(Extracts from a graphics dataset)
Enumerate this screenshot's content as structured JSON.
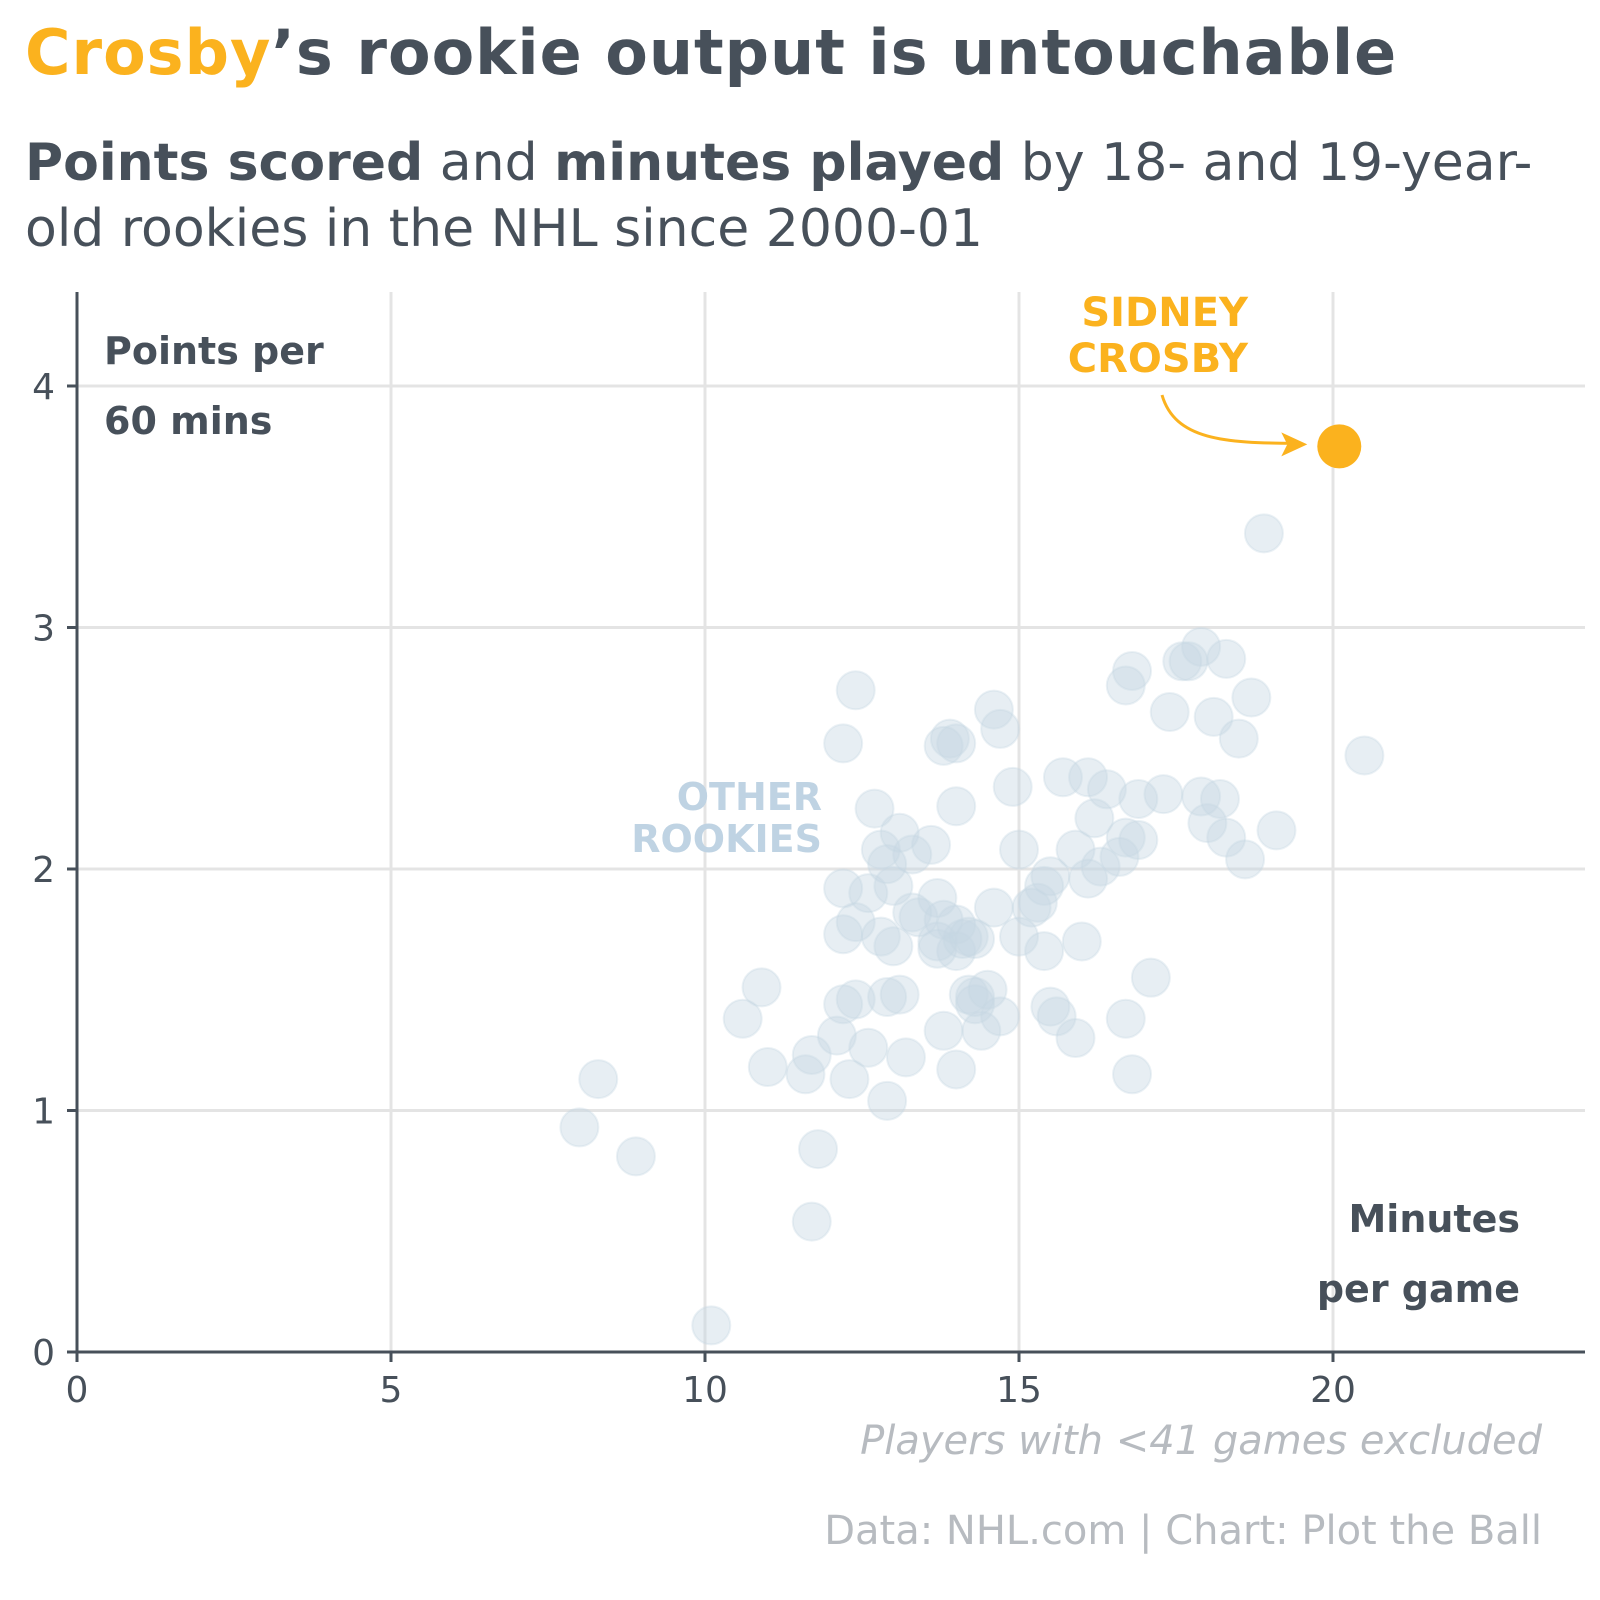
{
  "title": {
    "highlight": "Crosby",
    "rest": "’s rookie output is untouchable"
  },
  "subtitle": {
    "bold1": "Points scored",
    "text1": " and ",
    "bold2": "minutes played",
    "text2": " by 18- and 19-year-old rookies in the NHL since 2000-01"
  },
  "footnote": "Players with <41 games excluded",
  "credit": "Data: NHL.com | Chart: Plot the Ball",
  "colors": {
    "text": "#47505a",
    "accent": "#fbb21e",
    "others": "#c6d6e3",
    "grid": "#e4e4e4",
    "muted": "#b7bbc0"
  },
  "chart_data": {
    "type": "scatter",
    "xlabel": [
      "Minutes",
      "per game"
    ],
    "ylabel": [
      "Points per",
      "60 mins"
    ],
    "xlim": [
      0,
      24
    ],
    "ylim": [
      0,
      4.4
    ],
    "xticks": [
      0,
      5,
      10,
      15,
      20
    ],
    "yticks": [
      0,
      1,
      2,
      3,
      4
    ],
    "grid": true,
    "annotations": {
      "highlight_label": [
        "SIDNEY",
        "CROSBY"
      ],
      "others_label": [
        "OTHER",
        "ROOKIES"
      ]
    },
    "highlight": {
      "name": "Sidney Crosby",
      "x": 20.1,
      "y": 3.75
    },
    "others": [
      [
        18.9,
        3.39
      ],
      [
        20.5,
        2.47
      ],
      [
        17.9,
        2.92
      ],
      [
        18.3,
        2.87
      ],
      [
        17.6,
        2.86
      ],
      [
        17.7,
        2.86
      ],
      [
        16.8,
        2.82
      ],
      [
        16.7,
        2.76
      ],
      [
        18.7,
        2.71
      ],
      [
        17.4,
        2.65
      ],
      [
        18.1,
        2.63
      ],
      [
        18.5,
        2.54
      ],
      [
        12.4,
        2.74
      ],
      [
        14.6,
        2.66
      ],
      [
        14.7,
        2.58
      ],
      [
        13.9,
        2.54
      ],
      [
        14.0,
        2.52
      ],
      [
        13.8,
        2.51
      ],
      [
        12.2,
        2.52
      ],
      [
        15.7,
        2.38
      ],
      [
        16.1,
        2.38
      ],
      [
        16.4,
        2.33
      ],
      [
        14.9,
        2.34
      ],
      [
        17.3,
        2.31
      ],
      [
        17.9,
        2.3
      ],
      [
        16.9,
        2.29
      ],
      [
        18.2,
        2.29
      ],
      [
        14.0,
        2.26
      ],
      [
        12.7,
        2.25
      ],
      [
        16.2,
        2.21
      ],
      [
        18.0,
        2.19
      ],
      [
        19.1,
        2.16
      ],
      [
        13.1,
        2.15
      ],
      [
        18.3,
        2.13
      ],
      [
        16.7,
        2.13
      ],
      [
        16.9,
        2.12
      ],
      [
        13.6,
        2.1
      ],
      [
        15.0,
        2.08
      ],
      [
        15.9,
        2.08
      ],
      [
        12.8,
        2.08
      ],
      [
        13.3,
        2.06
      ],
      [
        16.6,
        2.05
      ],
      [
        18.6,
        2.04
      ],
      [
        12.9,
        2.02
      ],
      [
        16.3,
        2.01
      ],
      [
        16.1,
        1.96
      ],
      [
        15.5,
        1.97
      ],
      [
        15.4,
        1.93
      ],
      [
        13.0,
        1.93
      ],
      [
        12.2,
        1.92
      ],
      [
        12.6,
        1.9
      ],
      [
        13.7,
        1.88
      ],
      [
        15.3,
        1.86
      ],
      [
        15.2,
        1.84
      ],
      [
        14.6,
        1.84
      ],
      [
        13.3,
        1.82
      ],
      [
        13.4,
        1.8
      ],
      [
        13.8,
        1.79
      ],
      [
        12.4,
        1.78
      ],
      [
        14.0,
        1.77
      ],
      [
        14.2,
        1.72
      ],
      [
        14.3,
        1.71
      ],
      [
        13.7,
        1.7
      ],
      [
        14.1,
        1.71
      ],
      [
        12.2,
        1.73
      ],
      [
        12.8,
        1.72
      ],
      [
        15.0,
        1.72
      ],
      [
        16.0,
        1.7
      ],
      [
        13.0,
        1.68
      ],
      [
        14.0,
        1.66
      ],
      [
        13.7,
        1.67
      ],
      [
        15.4,
        1.66
      ],
      [
        17.1,
        1.55
      ],
      [
        14.5,
        1.5
      ],
      [
        14.2,
        1.48
      ],
      [
        14.3,
        1.47
      ],
      [
        10.9,
        1.51
      ],
      [
        13.1,
        1.48
      ],
      [
        12.9,
        1.47
      ],
      [
        12.4,
        1.46
      ],
      [
        12.2,
        1.44
      ],
      [
        15.5,
        1.43
      ],
      [
        14.3,
        1.44
      ],
      [
        15.6,
        1.39
      ],
      [
        14.7,
        1.39
      ],
      [
        16.7,
        1.38
      ],
      [
        10.6,
        1.38
      ],
      [
        14.4,
        1.33
      ],
      [
        13.8,
        1.33
      ],
      [
        15.9,
        1.3
      ],
      [
        12.1,
        1.31
      ],
      [
        12.6,
        1.26
      ],
      [
        11.7,
        1.23
      ],
      [
        13.2,
        1.22
      ],
      [
        11.0,
        1.18
      ],
      [
        14.0,
        1.17
      ],
      [
        11.6,
        1.15
      ],
      [
        16.8,
        1.15
      ],
      [
        12.3,
        1.13
      ],
      [
        8.3,
        1.13
      ],
      [
        12.9,
        1.04
      ],
      [
        8.0,
        0.93
      ],
      [
        8.9,
        0.81
      ],
      [
        11.8,
        0.84
      ],
      [
        11.7,
        0.54
      ],
      [
        10.1,
        0.11
      ]
    ]
  }
}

TASK DETAILS:
Without the pictures, extract every entry verbatim.

REPLY TO THE EXERCISE:
Enumerate this screenshot's content as structured JSON.
{
  "title": {
    "highlight": "Crosby",
    "rest": "’s rookie output is untouchable"
  },
  "subtitle": {
    "bold1": "Points scored",
    "text1": " and ",
    "bold2": "minutes played",
    "text2": " by 18- and 19-year-old rookies in the NHL since 2000-01"
  },
  "footnote": "Players with <41 games excluded",
  "credit": "Data: NHL.com | Chart: Plot the Ball",
  "colors": {
    "text": "#47505a",
    "accent": "#fbb21e",
    "others": "#c6d6e3",
    "grid": "#e4e4e4",
    "muted": "#b7bbc0"
  },
  "chart_data": {
    "type": "scatter",
    "xlabel": [
      "Minutes",
      "per game"
    ],
    "ylabel": [
      "Points per",
      "60 mins"
    ],
    "xlim": [
      0,
      24
    ],
    "ylim": [
      0,
      4.4
    ],
    "xticks": [
      0,
      5,
      10,
      15,
      20
    ],
    "yticks": [
      0,
      1,
      2,
      3,
      4
    ],
    "grid": true,
    "annotations": {
      "highlight_label": [
        "SIDNEY",
        "CROSBY"
      ],
      "others_label": [
        "OTHER",
        "ROOKIES"
      ]
    },
    "highlight": {
      "name": "Sidney Crosby",
      "x": 20.1,
      "y": 3.75
    },
    "others": [
      [
        18.9,
        3.39
      ],
      [
        20.5,
        2.47
      ],
      [
        17.9,
        2.92
      ],
      [
        18.3,
        2.87
      ],
      [
        17.6,
        2.86
      ],
      [
        17.7,
        2.86
      ],
      [
        16.8,
        2.82
      ],
      [
        16.7,
        2.76
      ],
      [
        18.7,
        2.71
      ],
      [
        17.4,
        2.65
      ],
      [
        18.1,
        2.63
      ],
      [
        18.5,
        2.54
      ],
      [
        12.4,
        2.74
      ],
      [
        14.6,
        2.66
      ],
      [
        14.7,
        2.58
      ],
      [
        13.9,
        2.54
      ],
      [
        14.0,
        2.52
      ],
      [
        13.8,
        2.51
      ],
      [
        12.2,
        2.52
      ],
      [
        15.7,
        2.38
      ],
      [
        16.1,
        2.38
      ],
      [
        16.4,
        2.33
      ],
      [
        14.9,
        2.34
      ],
      [
        17.3,
        2.31
      ],
      [
        17.9,
        2.3
      ],
      [
        16.9,
        2.29
      ],
      [
        18.2,
        2.29
      ],
      [
        14.0,
        2.26
      ],
      [
        12.7,
        2.25
      ],
      [
        16.2,
        2.21
      ],
      [
        18.0,
        2.19
      ],
      [
        19.1,
        2.16
      ],
      [
        13.1,
        2.15
      ],
      [
        18.3,
        2.13
      ],
      [
        16.7,
        2.13
      ],
      [
        16.9,
        2.12
      ],
      [
        13.6,
        2.1
      ],
      [
        15.0,
        2.08
      ],
      [
        15.9,
        2.08
      ],
      [
        12.8,
        2.08
      ],
      [
        13.3,
        2.06
      ],
      [
        16.6,
        2.05
      ],
      [
        18.6,
        2.04
      ],
      [
        12.9,
        2.02
      ],
      [
        16.3,
        2.01
      ],
      [
        16.1,
        1.96
      ],
      [
        15.5,
        1.97
      ],
      [
        15.4,
        1.93
      ],
      [
        13.0,
        1.93
      ],
      [
        12.2,
        1.92
      ],
      [
        12.6,
        1.9
      ],
      [
        13.7,
        1.88
      ],
      [
        15.3,
        1.86
      ],
      [
        15.2,
        1.84
      ],
      [
        14.6,
        1.84
      ],
      [
        13.3,
        1.82
      ],
      [
        13.4,
        1.8
      ],
      [
        13.8,
        1.79
      ],
      [
        12.4,
        1.78
      ],
      [
        14.0,
        1.77
      ],
      [
        14.2,
        1.72
      ],
      [
        14.3,
        1.71
      ],
      [
        13.7,
        1.7
      ],
      [
        14.1,
        1.71
      ],
      [
        12.2,
        1.73
      ],
      [
        12.8,
        1.72
      ],
      [
        15.0,
        1.72
      ],
      [
        16.0,
        1.7
      ],
      [
        13.0,
        1.68
      ],
      [
        14.0,
        1.66
      ],
      [
        13.7,
        1.67
      ],
      [
        15.4,
        1.66
      ],
      [
        17.1,
        1.55
      ],
      [
        14.5,
        1.5
      ],
      [
        14.2,
        1.48
      ],
      [
        14.3,
        1.47
      ],
      [
        10.9,
        1.51
      ],
      [
        13.1,
        1.48
      ],
      [
        12.9,
        1.47
      ],
      [
        12.4,
        1.46
      ],
      [
        12.2,
        1.44
      ],
      [
        15.5,
        1.43
      ],
      [
        14.3,
        1.44
      ],
      [
        15.6,
        1.39
      ],
      [
        14.7,
        1.39
      ],
      [
        16.7,
        1.38
      ],
      [
        10.6,
        1.38
      ],
      [
        14.4,
        1.33
      ],
      [
        13.8,
        1.33
      ],
      [
        15.9,
        1.3
      ],
      [
        12.1,
        1.31
      ],
      [
        12.6,
        1.26
      ],
      [
        11.7,
        1.23
      ],
      [
        13.2,
        1.22
      ],
      [
        11.0,
        1.18
      ],
      [
        14.0,
        1.17
      ],
      [
        11.6,
        1.15
      ],
      [
        16.8,
        1.15
      ],
      [
        12.3,
        1.13
      ],
      [
        8.3,
        1.13
      ],
      [
        12.9,
        1.04
      ],
      [
        8.0,
        0.93
      ],
      [
        8.9,
        0.81
      ],
      [
        11.8,
        0.84
      ],
      [
        11.7,
        0.54
      ],
      [
        10.1,
        0.11
      ]
    ]
  }
}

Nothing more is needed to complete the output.